*TASK TO CARRY OUT*. Reproduce the lines below word for word, from first to last.

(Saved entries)
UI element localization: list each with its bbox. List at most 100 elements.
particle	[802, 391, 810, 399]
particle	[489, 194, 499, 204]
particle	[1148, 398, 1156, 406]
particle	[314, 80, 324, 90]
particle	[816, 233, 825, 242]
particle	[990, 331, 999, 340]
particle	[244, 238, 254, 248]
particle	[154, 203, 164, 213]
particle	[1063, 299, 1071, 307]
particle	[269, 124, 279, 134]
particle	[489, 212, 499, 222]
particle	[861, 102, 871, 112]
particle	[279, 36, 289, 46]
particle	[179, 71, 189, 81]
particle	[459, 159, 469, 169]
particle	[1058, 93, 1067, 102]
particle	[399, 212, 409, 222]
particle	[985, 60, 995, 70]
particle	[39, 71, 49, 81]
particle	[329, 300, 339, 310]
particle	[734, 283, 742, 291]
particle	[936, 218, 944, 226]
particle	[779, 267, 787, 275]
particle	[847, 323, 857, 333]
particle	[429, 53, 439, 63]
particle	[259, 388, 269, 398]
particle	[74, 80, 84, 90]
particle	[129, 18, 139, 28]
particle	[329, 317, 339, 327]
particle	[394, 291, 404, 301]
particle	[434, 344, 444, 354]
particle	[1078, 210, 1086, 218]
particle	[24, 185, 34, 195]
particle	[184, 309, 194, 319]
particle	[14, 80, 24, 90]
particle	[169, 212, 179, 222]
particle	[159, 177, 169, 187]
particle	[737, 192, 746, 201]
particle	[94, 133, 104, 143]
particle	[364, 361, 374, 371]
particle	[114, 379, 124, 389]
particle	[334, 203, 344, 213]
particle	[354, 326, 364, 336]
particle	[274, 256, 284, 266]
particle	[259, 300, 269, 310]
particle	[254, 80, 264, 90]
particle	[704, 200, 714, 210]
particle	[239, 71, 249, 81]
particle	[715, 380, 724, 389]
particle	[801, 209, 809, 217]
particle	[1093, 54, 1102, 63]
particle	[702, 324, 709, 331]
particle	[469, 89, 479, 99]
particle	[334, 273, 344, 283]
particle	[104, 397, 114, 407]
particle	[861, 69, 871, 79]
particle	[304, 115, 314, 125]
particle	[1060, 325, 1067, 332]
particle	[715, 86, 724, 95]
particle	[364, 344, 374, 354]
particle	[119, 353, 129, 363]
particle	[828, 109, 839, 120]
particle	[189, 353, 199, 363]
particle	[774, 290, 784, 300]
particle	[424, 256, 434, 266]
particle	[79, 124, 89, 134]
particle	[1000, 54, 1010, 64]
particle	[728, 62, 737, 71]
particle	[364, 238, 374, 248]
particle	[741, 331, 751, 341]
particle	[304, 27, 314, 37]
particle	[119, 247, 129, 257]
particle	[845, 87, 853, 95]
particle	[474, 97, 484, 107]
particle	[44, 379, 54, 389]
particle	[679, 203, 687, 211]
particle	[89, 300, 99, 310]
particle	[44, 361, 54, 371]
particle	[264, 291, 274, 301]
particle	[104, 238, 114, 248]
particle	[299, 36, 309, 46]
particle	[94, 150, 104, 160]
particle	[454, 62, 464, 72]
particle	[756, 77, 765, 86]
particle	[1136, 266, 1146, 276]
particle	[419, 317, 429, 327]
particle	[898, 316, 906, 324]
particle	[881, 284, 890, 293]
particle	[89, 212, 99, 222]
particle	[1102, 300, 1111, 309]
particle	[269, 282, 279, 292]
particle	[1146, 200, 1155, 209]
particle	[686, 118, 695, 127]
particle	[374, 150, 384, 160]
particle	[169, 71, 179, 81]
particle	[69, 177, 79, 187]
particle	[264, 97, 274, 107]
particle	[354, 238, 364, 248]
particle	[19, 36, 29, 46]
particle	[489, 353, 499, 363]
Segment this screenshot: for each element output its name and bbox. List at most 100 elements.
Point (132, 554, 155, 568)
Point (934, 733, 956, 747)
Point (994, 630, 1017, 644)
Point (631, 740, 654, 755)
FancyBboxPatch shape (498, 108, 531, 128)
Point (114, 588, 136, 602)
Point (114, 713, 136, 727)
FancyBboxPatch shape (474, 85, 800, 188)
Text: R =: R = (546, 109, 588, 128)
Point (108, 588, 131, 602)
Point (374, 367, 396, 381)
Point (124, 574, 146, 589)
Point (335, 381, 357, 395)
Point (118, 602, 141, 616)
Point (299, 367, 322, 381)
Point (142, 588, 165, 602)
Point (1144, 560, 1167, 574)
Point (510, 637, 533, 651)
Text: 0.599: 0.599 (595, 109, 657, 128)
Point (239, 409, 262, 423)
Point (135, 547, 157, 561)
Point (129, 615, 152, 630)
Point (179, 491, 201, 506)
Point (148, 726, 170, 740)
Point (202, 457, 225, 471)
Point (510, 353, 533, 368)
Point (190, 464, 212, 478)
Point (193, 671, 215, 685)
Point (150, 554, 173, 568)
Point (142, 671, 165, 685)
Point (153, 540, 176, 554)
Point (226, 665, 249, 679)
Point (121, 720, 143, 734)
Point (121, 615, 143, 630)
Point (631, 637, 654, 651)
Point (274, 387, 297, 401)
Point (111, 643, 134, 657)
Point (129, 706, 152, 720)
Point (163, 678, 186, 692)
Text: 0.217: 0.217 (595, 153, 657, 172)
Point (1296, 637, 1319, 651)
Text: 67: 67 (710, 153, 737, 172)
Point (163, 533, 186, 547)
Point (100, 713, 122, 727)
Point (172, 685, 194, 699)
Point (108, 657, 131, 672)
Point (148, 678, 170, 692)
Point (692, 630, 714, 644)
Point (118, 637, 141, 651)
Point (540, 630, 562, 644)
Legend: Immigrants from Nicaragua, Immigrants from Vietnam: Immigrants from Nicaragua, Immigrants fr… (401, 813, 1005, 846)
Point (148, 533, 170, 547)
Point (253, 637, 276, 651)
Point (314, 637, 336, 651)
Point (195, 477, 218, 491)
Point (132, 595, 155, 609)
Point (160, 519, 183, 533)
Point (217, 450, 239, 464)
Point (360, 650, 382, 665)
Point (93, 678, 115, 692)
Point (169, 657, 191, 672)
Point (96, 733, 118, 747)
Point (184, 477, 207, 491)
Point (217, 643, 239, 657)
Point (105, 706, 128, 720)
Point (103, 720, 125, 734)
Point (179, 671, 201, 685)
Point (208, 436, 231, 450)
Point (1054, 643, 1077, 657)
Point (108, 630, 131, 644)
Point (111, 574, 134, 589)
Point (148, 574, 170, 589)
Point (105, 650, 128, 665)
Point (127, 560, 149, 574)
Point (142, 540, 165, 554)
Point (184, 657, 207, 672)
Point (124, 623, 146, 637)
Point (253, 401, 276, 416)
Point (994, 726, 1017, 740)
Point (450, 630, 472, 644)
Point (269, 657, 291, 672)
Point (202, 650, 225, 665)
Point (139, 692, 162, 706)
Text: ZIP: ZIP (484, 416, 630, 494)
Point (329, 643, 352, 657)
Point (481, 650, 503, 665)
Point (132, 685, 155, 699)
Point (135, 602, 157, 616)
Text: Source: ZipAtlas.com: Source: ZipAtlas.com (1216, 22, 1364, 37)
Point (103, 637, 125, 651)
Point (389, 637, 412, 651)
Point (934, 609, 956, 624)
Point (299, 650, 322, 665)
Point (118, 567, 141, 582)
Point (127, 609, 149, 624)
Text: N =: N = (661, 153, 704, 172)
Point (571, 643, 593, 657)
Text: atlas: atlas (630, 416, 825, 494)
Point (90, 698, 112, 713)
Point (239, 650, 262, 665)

*EXERCISE ANSWER*.
UI element localization: list each with its bbox. List at most 100 elements.
particle	[802, 391, 810, 399]
particle	[489, 194, 499, 204]
particle	[1148, 398, 1156, 406]
particle	[314, 80, 324, 90]
particle	[816, 233, 825, 242]
particle	[990, 331, 999, 340]
particle	[244, 238, 254, 248]
particle	[154, 203, 164, 213]
particle	[1063, 299, 1071, 307]
particle	[269, 124, 279, 134]
particle	[489, 212, 499, 222]
particle	[861, 102, 871, 112]
particle	[279, 36, 289, 46]
particle	[179, 71, 189, 81]
particle	[459, 159, 469, 169]
particle	[1058, 93, 1067, 102]
particle	[399, 212, 409, 222]
particle	[985, 60, 995, 70]
particle	[39, 71, 49, 81]
particle	[329, 300, 339, 310]
particle	[734, 283, 742, 291]
particle	[936, 218, 944, 226]
particle	[779, 267, 787, 275]
particle	[847, 323, 857, 333]
particle	[429, 53, 439, 63]
particle	[259, 388, 269, 398]
particle	[74, 80, 84, 90]
particle	[129, 18, 139, 28]
particle	[329, 317, 339, 327]
particle	[394, 291, 404, 301]
particle	[434, 344, 444, 354]
particle	[1078, 210, 1086, 218]
particle	[24, 185, 34, 195]
particle	[184, 309, 194, 319]
particle	[14, 80, 24, 90]
particle	[169, 212, 179, 222]
particle	[159, 177, 169, 187]
particle	[737, 192, 746, 201]
particle	[94, 133, 104, 143]
particle	[364, 361, 374, 371]
particle	[114, 379, 124, 389]
particle	[334, 203, 344, 213]
particle	[354, 326, 364, 336]
particle	[274, 256, 284, 266]
particle	[259, 300, 269, 310]
particle	[254, 80, 264, 90]
particle	[704, 200, 714, 210]
particle	[239, 71, 249, 81]
particle	[715, 380, 724, 389]
particle	[801, 209, 809, 217]
particle	[1093, 54, 1102, 63]
particle	[702, 324, 709, 331]
particle	[469, 89, 479, 99]
particle	[334, 273, 344, 283]
particle	[104, 397, 114, 407]
particle	[861, 69, 871, 79]
particle	[304, 115, 314, 125]
particle	[1060, 325, 1067, 332]
particle	[715, 86, 724, 95]
particle	[364, 344, 374, 354]
particle	[119, 353, 129, 363]
particle	[828, 109, 839, 120]
particle	[189, 353, 199, 363]
particle	[774, 290, 784, 300]
particle	[424, 256, 434, 266]
particle	[79, 124, 89, 134]
particle	[1000, 54, 1010, 64]
particle	[728, 62, 737, 71]
particle	[364, 238, 374, 248]
particle	[741, 331, 751, 341]
particle	[304, 27, 314, 37]
particle	[119, 247, 129, 257]
particle	[845, 87, 853, 95]
particle	[474, 97, 484, 107]
particle	[44, 379, 54, 389]
particle	[679, 203, 687, 211]
particle	[89, 300, 99, 310]
particle	[44, 361, 54, 371]
particle	[264, 291, 274, 301]
particle	[104, 238, 114, 248]
particle	[299, 36, 309, 46]
particle	[94, 150, 104, 160]
particle	[454, 62, 464, 72]
particle	[756, 77, 765, 86]
particle	[1136, 266, 1146, 276]
particle	[419, 317, 429, 327]
particle	[898, 316, 906, 324]
particle	[881, 284, 890, 293]
particle	[89, 212, 99, 222]
particle	[1102, 300, 1111, 309]
particle	[269, 282, 279, 292]
particle	[1146, 200, 1155, 209]
particle	[686, 118, 695, 127]
particle	[374, 150, 384, 160]
particle	[169, 71, 179, 81]
particle	[69, 177, 79, 187]
particle	[264, 97, 274, 107]
particle	[354, 238, 364, 248]
particle	[19, 36, 29, 46]
particle	[489, 353, 499, 363]
Segment this screenshot: for each element output its name and bbox. List at most 100 elements.
Point (132, 554, 155, 568)
Point (934, 733, 956, 747)
Point (994, 630, 1017, 644)
Point (631, 740, 654, 755)
FancyBboxPatch shape (498, 108, 531, 128)
Point (114, 588, 136, 602)
Point (114, 713, 136, 727)
FancyBboxPatch shape (474, 85, 800, 188)
Text: R =: R = (546, 109, 588, 128)
Point (108, 588, 131, 602)
Point (374, 367, 396, 381)
Point (124, 574, 146, 589)
Point (335, 381, 357, 395)
Point (118, 602, 141, 616)
Point (299, 367, 322, 381)
Point (142, 588, 165, 602)
Point (1144, 560, 1167, 574)
Point (510, 637, 533, 651)
Text: 0.599: 0.599 (595, 109, 657, 128)
Point (239, 409, 262, 423)
Point (135, 547, 157, 561)
Point (129, 615, 152, 630)
Point (179, 491, 201, 506)
Point (148, 726, 170, 740)
Point (202, 457, 225, 471)
Point (510, 353, 533, 368)
Point (190, 464, 212, 478)
Point (193, 671, 215, 685)
Point (150, 554, 173, 568)
Point (142, 671, 165, 685)
Point (153, 540, 176, 554)
Point (226, 665, 249, 679)
Point (121, 720, 143, 734)
Point (121, 615, 143, 630)
Point (631, 637, 654, 651)
Point (274, 387, 297, 401)
Point (111, 643, 134, 657)
Point (129, 706, 152, 720)
Point (163, 678, 186, 692)
Text: 0.217: 0.217 (595, 153, 657, 172)
Point (1296, 637, 1319, 651)
Text: 67: 67 (710, 153, 737, 172)
Point (163, 533, 186, 547)
Point (100, 713, 122, 727)
Point (172, 685, 194, 699)
Point (108, 657, 131, 672)
Point (148, 678, 170, 692)
Point (692, 630, 714, 644)
Point (118, 637, 141, 651)
Point (540, 630, 562, 644)
Legend: Immigrants from Nicaragua, Immigrants from Vietnam: Immigrants from Nicaragua, Immigrants fr… (401, 813, 1005, 846)
Point (148, 533, 170, 547)
Point (253, 637, 276, 651)
Point (314, 637, 336, 651)
Point (195, 477, 218, 491)
Point (132, 595, 155, 609)
Point (160, 519, 183, 533)
Point (217, 450, 239, 464)
Point (360, 650, 382, 665)
Point (93, 678, 115, 692)
Point (169, 657, 191, 672)
Point (96, 733, 118, 747)
Point (184, 477, 207, 491)
Point (217, 643, 239, 657)
Point (105, 706, 128, 720)
Point (103, 720, 125, 734)
Point (179, 671, 201, 685)
Point (208, 436, 231, 450)
Point (1054, 643, 1077, 657)
Point (108, 630, 131, 644)
Point (111, 574, 134, 589)
Point (148, 574, 170, 589)
Point (105, 650, 128, 665)
Point (127, 560, 149, 574)
Point (142, 540, 165, 554)
Point (184, 657, 207, 672)
Point (124, 623, 146, 637)
Point (253, 401, 276, 416)
Point (994, 726, 1017, 740)
Point (450, 630, 472, 644)
Point (269, 657, 291, 672)
Point (202, 650, 225, 665)
Point (139, 692, 162, 706)
Text: ZIP: ZIP (484, 416, 630, 494)
Point (329, 643, 352, 657)
Point (481, 650, 503, 665)
Point (132, 685, 155, 699)
Point (135, 602, 157, 616)
Text: Source: ZipAtlas.com: Source: ZipAtlas.com (1216, 22, 1364, 37)
Point (103, 637, 125, 651)
Point (389, 637, 412, 651)
Point (934, 609, 956, 624)
Point (299, 650, 322, 665)
Point (118, 567, 141, 582)
Point (127, 609, 149, 624)
Text: N =: N = (661, 153, 704, 172)
Point (571, 643, 593, 657)
Text: atlas: atlas (630, 416, 825, 494)
Point (90, 698, 112, 713)
Point (239, 650, 262, 665)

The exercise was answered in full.